We're writing a specification, not an essay. Beauty is optional. Clarity is required.

> and so unnatural to so many people!

What is your basis for the claim that

    ⟦db⟧φdatabase = ...

is more natural than

    directMapping(database) = ...


>> 18. Change the column IRIs so that it produces valid RDF IRIs, rather than relative IRIs
> This would need us to change the definition of the Direct Mapping itself
> so that it depends of a "stem URI"

base IRI, not stem URI.

> that is passed around everywhere, for no added value.

Oh come on.

If you had just written the damn thing in plain English, then it would be trivial to say: 

   The input to the direct mapping is an input database and a base IRI.
   The column IRI of a column is the concatenation of the stem IRI and
   the percent-encoded column name of the column.

But you've decided to use some overly restrictive formalism that requires awkward contortions to do something as trivial as this. That is a problem with the *formalism*, and no excuse for writing a mapping that claims to map RDB to RDF, but in reality maps RDB to something that isn't RDF.

Requirement 1: Do these statements agree with the reply about the Direct Mapping? (a) The writer calls beauty a requirement of the specification. (b) The writer's plain-English version says the input to the direct mapping is an input database and a base IRI. (c) The writer prefers the term "stem URI" to "base IRI." Answer yes or no for each, quoting the words of the reply that decide it.
Requirement 2: Copy the reply about the Direct Mapping word for word from "is more natural" up to and including "not stem URI.".

Dataset records:

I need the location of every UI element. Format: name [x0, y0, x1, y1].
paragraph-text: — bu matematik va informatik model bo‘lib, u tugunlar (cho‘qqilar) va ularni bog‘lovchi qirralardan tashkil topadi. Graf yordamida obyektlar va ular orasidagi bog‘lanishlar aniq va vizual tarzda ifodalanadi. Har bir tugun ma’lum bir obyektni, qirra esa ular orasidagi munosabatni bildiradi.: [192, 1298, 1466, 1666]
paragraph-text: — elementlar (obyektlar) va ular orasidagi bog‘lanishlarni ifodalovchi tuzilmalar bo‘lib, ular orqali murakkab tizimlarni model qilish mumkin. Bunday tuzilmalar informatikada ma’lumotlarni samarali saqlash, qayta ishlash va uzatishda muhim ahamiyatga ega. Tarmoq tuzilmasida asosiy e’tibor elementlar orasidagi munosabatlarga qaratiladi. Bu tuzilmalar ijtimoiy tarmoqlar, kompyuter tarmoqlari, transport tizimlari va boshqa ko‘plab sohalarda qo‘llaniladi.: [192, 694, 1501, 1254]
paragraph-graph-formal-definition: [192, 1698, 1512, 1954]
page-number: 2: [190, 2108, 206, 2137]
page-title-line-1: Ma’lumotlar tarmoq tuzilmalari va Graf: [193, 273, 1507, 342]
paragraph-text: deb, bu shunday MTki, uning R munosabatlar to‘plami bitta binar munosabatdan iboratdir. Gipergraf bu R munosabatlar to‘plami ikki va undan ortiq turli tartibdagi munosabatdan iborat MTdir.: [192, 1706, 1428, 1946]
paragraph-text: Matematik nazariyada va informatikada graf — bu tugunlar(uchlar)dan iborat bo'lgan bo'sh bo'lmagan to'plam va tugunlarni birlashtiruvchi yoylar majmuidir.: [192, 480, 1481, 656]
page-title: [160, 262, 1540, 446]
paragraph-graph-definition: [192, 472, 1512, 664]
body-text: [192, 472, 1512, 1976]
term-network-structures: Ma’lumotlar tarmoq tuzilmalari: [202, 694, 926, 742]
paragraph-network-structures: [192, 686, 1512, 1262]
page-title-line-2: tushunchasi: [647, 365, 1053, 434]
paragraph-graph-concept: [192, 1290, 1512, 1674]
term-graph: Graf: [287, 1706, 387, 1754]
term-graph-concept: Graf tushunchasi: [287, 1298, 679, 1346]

Exercise answer 1:
(a) No: "Beauty is optional."
(b) Yes: "The input to the direct mapping is an input database and a base IRI."
(c) No: "base IRI, not stem URI."

Exercise answer 2:
is more natural than

    directMapping(database) = ...


>> 18. Change the column IRIs so that it produces valid RDF IRIs, rather than relative IRIs
> This would need us to change the definition of the Direct Mapping itself
> so that it depends of a "stem URI"

base IRI, not stem URI.